### What is asked
Determine how many lines include the string "isolé". Output that number only.

### Excerpted data

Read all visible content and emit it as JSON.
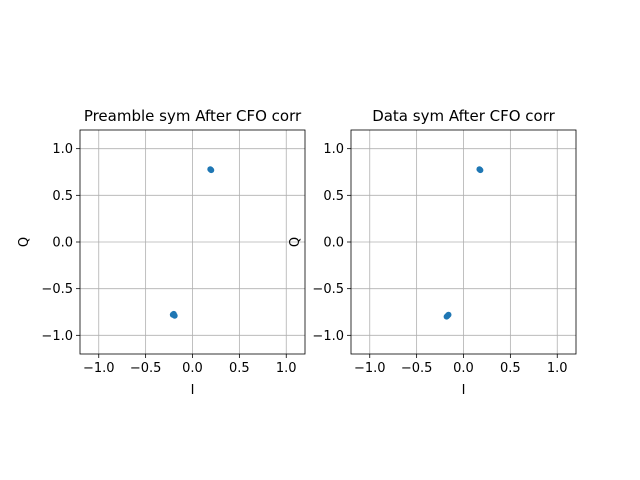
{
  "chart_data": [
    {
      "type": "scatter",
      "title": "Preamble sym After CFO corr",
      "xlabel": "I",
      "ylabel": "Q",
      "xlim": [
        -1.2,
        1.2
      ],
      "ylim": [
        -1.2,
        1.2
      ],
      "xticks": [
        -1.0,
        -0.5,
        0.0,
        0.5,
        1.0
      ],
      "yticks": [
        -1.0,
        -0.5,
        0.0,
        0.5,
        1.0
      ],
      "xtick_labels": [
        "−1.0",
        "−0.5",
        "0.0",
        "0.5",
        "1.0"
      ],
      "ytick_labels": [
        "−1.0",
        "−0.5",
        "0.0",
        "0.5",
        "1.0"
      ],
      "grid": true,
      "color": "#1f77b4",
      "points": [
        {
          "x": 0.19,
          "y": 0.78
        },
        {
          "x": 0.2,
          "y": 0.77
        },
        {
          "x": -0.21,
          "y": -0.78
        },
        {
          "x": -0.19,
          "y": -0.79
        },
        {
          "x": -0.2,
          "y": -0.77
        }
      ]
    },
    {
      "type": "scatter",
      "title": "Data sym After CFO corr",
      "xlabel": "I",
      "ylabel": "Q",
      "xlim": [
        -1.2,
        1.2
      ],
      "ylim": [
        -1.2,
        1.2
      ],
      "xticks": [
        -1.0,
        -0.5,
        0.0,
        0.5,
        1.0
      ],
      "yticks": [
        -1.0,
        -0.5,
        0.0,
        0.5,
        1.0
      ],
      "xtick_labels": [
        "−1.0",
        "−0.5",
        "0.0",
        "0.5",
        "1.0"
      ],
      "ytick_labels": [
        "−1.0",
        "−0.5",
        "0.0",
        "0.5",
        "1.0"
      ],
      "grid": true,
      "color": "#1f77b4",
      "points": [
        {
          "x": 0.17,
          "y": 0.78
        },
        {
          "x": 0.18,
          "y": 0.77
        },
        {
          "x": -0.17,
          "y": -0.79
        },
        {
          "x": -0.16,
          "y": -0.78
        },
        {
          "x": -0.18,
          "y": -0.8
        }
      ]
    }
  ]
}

---

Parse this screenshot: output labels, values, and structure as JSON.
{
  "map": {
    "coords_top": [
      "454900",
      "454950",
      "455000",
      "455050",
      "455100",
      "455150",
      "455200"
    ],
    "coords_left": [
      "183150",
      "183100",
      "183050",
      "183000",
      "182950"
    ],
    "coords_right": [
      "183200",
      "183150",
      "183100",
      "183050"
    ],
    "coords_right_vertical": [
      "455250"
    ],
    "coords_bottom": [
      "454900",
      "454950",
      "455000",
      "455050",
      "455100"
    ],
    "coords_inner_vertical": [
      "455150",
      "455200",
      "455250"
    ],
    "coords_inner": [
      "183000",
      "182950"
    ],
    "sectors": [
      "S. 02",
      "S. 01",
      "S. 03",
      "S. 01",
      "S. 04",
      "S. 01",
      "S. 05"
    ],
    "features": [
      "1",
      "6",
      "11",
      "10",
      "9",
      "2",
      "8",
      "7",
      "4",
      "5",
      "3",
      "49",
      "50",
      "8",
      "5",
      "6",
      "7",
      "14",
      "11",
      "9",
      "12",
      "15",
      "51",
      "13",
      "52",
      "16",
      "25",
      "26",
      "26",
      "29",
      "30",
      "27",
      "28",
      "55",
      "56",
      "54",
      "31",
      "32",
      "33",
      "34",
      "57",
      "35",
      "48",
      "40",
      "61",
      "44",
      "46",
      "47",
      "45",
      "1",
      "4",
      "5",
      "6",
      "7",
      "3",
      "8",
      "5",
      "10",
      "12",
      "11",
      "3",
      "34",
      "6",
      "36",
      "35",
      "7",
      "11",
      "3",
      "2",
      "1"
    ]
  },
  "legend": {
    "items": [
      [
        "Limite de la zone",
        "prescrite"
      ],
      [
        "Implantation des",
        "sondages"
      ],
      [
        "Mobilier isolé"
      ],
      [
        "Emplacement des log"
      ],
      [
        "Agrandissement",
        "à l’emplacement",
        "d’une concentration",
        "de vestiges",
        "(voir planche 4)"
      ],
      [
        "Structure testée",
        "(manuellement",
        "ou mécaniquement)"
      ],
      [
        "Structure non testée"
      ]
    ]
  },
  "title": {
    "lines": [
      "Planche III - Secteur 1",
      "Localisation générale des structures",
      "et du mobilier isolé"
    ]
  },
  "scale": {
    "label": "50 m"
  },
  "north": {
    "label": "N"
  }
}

### In response
2